Source data
.....

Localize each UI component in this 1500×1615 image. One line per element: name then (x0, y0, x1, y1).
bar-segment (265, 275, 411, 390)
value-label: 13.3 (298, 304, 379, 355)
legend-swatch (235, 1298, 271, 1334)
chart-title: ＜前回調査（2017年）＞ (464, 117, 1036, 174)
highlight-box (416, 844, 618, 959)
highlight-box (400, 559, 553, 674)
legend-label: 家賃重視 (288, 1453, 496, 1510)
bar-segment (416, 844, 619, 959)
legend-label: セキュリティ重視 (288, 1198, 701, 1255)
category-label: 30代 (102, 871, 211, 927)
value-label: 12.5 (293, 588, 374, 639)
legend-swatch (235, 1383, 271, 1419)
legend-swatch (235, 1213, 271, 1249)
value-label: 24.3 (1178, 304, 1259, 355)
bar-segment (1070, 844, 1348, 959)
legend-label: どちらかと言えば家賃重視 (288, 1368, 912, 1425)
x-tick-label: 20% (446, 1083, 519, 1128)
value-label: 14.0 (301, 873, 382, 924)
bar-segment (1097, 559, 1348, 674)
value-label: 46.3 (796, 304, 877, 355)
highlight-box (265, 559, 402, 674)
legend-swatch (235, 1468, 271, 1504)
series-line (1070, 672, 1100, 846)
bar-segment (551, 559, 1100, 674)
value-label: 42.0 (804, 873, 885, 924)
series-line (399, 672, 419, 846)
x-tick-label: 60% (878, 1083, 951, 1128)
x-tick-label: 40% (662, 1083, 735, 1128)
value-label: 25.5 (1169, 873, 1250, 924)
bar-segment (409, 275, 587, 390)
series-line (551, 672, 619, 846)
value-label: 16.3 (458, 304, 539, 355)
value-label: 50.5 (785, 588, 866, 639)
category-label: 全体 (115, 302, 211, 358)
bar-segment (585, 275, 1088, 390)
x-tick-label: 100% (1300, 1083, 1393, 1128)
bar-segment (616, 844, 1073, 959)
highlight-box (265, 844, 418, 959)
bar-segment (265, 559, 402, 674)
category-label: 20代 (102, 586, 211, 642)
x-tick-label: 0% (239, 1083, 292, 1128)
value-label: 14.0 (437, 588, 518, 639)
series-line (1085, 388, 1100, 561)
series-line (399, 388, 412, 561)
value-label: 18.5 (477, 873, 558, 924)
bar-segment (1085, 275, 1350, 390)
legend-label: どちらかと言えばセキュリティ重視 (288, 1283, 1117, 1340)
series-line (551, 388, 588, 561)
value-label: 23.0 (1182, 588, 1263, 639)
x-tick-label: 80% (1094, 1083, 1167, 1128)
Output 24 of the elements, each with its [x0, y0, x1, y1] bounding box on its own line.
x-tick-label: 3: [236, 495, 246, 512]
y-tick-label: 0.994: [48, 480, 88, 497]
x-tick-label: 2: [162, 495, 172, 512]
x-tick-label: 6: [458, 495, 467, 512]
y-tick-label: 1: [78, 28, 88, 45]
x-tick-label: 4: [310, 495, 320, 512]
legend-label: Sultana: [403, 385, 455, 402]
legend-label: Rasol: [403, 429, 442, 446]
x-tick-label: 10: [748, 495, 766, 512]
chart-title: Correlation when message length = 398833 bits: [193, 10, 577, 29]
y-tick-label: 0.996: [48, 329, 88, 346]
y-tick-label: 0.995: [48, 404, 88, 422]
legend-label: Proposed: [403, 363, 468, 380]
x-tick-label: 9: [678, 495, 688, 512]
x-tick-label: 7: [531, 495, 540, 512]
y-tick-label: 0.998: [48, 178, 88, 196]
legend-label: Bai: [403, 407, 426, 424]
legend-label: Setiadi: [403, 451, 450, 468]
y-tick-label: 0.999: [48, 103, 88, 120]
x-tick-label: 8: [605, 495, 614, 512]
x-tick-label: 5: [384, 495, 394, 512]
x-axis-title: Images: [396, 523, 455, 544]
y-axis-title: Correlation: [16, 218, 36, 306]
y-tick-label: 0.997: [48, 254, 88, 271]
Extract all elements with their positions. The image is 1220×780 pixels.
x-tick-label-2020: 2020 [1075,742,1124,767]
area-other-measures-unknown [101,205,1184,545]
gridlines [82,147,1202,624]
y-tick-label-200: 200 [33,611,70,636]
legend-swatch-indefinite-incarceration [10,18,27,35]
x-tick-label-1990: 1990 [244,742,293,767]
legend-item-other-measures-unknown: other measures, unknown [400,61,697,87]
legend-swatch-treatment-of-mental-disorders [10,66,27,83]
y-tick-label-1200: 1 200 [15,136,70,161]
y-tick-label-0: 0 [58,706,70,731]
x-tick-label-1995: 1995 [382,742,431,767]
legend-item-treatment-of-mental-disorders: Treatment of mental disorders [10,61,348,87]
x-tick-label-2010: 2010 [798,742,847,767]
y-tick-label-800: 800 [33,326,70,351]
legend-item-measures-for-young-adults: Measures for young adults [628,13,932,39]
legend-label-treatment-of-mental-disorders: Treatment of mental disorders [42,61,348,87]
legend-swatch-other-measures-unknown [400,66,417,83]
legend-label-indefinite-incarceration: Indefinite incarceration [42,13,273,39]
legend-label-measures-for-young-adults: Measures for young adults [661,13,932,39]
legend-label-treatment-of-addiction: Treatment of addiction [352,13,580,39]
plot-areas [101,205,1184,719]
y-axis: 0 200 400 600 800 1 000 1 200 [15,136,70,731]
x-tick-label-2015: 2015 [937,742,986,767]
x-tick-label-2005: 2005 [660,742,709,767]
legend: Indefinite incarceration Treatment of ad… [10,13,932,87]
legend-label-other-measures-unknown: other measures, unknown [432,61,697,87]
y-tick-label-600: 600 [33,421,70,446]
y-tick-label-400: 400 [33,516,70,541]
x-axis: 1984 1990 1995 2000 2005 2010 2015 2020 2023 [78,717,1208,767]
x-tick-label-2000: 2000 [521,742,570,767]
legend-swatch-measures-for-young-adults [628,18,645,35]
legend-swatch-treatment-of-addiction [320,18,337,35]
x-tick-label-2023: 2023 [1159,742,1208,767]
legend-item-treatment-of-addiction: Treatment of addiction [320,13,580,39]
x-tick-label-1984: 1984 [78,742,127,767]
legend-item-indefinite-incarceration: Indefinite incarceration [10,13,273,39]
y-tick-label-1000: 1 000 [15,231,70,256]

.....

> **TASK DIRECTIONS**
Copy every line above without changing anything.

> **OUTPUT OF THE TASK**
Localize each UI component in this 1500×1615 image. One line per element: name then (x0, y0, x1, y1).
bar-segment (265, 275, 411, 390)
value-label: 13.3 (298, 304, 379, 355)
legend-swatch (235, 1298, 271, 1334)
chart-title: ＜前回調査（2017年）＞ (464, 117, 1036, 174)
highlight-box (416, 844, 618, 959)
highlight-box (400, 559, 553, 674)
legend-label: 家賃重視 (288, 1453, 496, 1510)
bar-segment (416, 844, 619, 959)
legend-label: セキュリティ重視 (288, 1198, 701, 1255)
category-label: 30代 (102, 871, 211, 927)
value-label: 12.5 (293, 588, 374, 639)
legend-swatch (235, 1383, 271, 1419)
legend-swatch (235, 1213, 271, 1249)
value-label: 24.3 (1178, 304, 1259, 355)
bar-segment (1070, 844, 1348, 959)
legend-label: どちらかと言えば家賃重視 (288, 1368, 912, 1425)
x-tick-label: 20% (446, 1083, 519, 1128)
value-label: 14.0 (301, 873, 382, 924)
bar-segment (1097, 559, 1348, 674)
value-label: 46.3 (796, 304, 877, 355)
highlight-box (265, 559, 402, 674)
legend-swatch (235, 1468, 271, 1504)
series-line (1070, 672, 1100, 846)
bar-segment (551, 559, 1100, 674)
value-label: 42.0 (804, 873, 885, 924)
series-line (399, 672, 419, 846)
x-tick-label: 60% (878, 1083, 951, 1128)
x-tick-label: 40% (662, 1083, 735, 1128)
value-label: 25.5 (1169, 873, 1250, 924)
bar-segment (409, 275, 587, 390)
series-line (551, 672, 619, 846)
value-label: 16.3 (458, 304, 539, 355)
value-label: 50.5 (785, 588, 866, 639)
category-label: 全体 (115, 302, 211, 358)
bar-segment (585, 275, 1088, 390)
x-tick-label: 100% (1300, 1083, 1393, 1128)
bar-segment (616, 844, 1073, 959)
highlight-box (265, 844, 418, 959)
bar-segment (265, 559, 402, 674)
category-label: 20代 (102, 586, 211, 642)
x-tick-label: 0% (239, 1083, 292, 1128)
value-label: 14.0 (437, 588, 518, 639)
series-line (1085, 388, 1100, 561)
series-line (399, 388, 412, 561)
value-label: 18.5 (477, 873, 558, 924)
bar-segment (1085, 275, 1350, 390)
legend-label: どちらかと言えばセキュリティ重視 (288, 1283, 1117, 1340)
series-line (551, 388, 588, 561)
value-label: 23.0 (1182, 588, 1263, 639)
x-tick-label: 80% (1094, 1083, 1167, 1128)
Output 24 of the elements, each with its [x0, y0, x1, y1] bounding box on its own line.
x-tick-label: 3: [236, 495, 246, 512]
y-tick-label: 0.994: [48, 480, 88, 497]
x-tick-label: 2: [162, 495, 172, 512]
x-tick-label: 6: [458, 495, 467, 512]
y-tick-label: 1: [78, 28, 88, 45]
x-tick-label: 4: [310, 495, 320, 512]
legend-label: Sultana: [403, 385, 455, 402]
legend-label: Rasol: [403, 429, 442, 446]
x-tick-label: 10: [748, 495, 766, 512]
chart-title: Correlation when message length = 398833 bits: [193, 10, 577, 29]
y-tick-label: 0.996: [48, 329, 88, 346]
y-tick-label: 0.995: [48, 404, 88, 422]
legend-label: Proposed: [403, 363, 468, 380]
x-tick-label: 9: [678, 495, 688, 512]
x-tick-label: 7: [531, 495, 540, 512]
y-tick-label: 0.998: [48, 178, 88, 196]
legend-label: Bai: [403, 407, 426, 424]
legend-label: Setiadi: [403, 451, 450, 468]
y-tick-label: 0.999: [48, 103, 88, 120]
x-tick-label: 8: [605, 495, 614, 512]
x-tick-label: 5: [384, 495, 394, 512]
x-axis-title: Images: [396, 523, 455, 544]
y-axis-title: Correlation: [16, 218, 36, 306]
y-tick-label: 0.997: [48, 254, 88, 271]
Extract all elements with their positions. The image is 1220×780 pixels.
x-tick-label-2020: 2020 [1075,742,1124,767]
area-other-measures-unknown [101,205,1184,545]
gridlines [82,147,1202,624]
y-tick-label-200: 200 [33,611,70,636]
legend-swatch-indefinite-incarceration [10,18,27,35]
x-tick-label-1990: 1990 [244,742,293,767]
legend-item-other-measures-unknown: other measures, unknown [400,61,697,87]
legend-swatch-treatment-of-mental-disorders [10,66,27,83]
y-tick-label-1200: 1 200 [15,136,70,161]
y-tick-label-0: 0 [58,706,70,731]
x-tick-label-1995: 1995 [382,742,431,767]
legend-item-treatment-of-mental-disorders: Treatment of mental disorders [10,61,348,87]
x-tick-label-2010: 2010 [798,742,847,767]
y-tick-label-800: 800 [33,326,70,351]
legend-item-measures-for-young-adults: Measures for young adults [628,13,932,39]
legend-label-treatment-of-mental-disorders: Treatment of mental disorders [42,61,348,87]
legend-swatch-other-measures-unknown [400,66,417,83]
legend-label-indefinite-incarceration: Indefinite incarceration [42,13,273,39]
legend-label-measures-for-young-adults: Measures for young adults [661,13,932,39]
legend-label-treatment-of-addiction: Treatment of addiction [352,13,580,39]
plot-areas [101,205,1184,719]
y-axis: 0 200 400 600 800 1 000 1 200 [15,136,70,731]
x-tick-label-2015: 2015 [937,742,986,767]
x-tick-label-2005: 2005 [660,742,709,767]
legend: Indefinite incarceration Treatment of ad… [10,13,932,87]
legend-label-other-measures-unknown: other measures, unknown [432,61,697,87]
y-tick-label-600: 600 [33,421,70,446]
y-tick-label-400: 400 [33,516,70,541]
x-axis: 1984 1990 1995 2000 2005 2010 2015 2020 2023 [78,717,1208,767]
x-tick-label-2000: 2000 [521,742,570,767]
legend-swatch-measures-for-young-adults [628,18,645,35]
legend-swatch-treatment-of-addiction [320,18,337,35]
x-tick-label-2023: 2023 [1159,742,1208,767]
legend-item-treatment-of-addiction: Treatment of addiction [320,13,580,39]
x-tick-label-1984: 1984 [78,742,127,767]
legend-item-indefinite-incarceration: Indefinite incarceration [10,13,273,39]
y-tick-label-1000: 1 000 [15,231,70,256]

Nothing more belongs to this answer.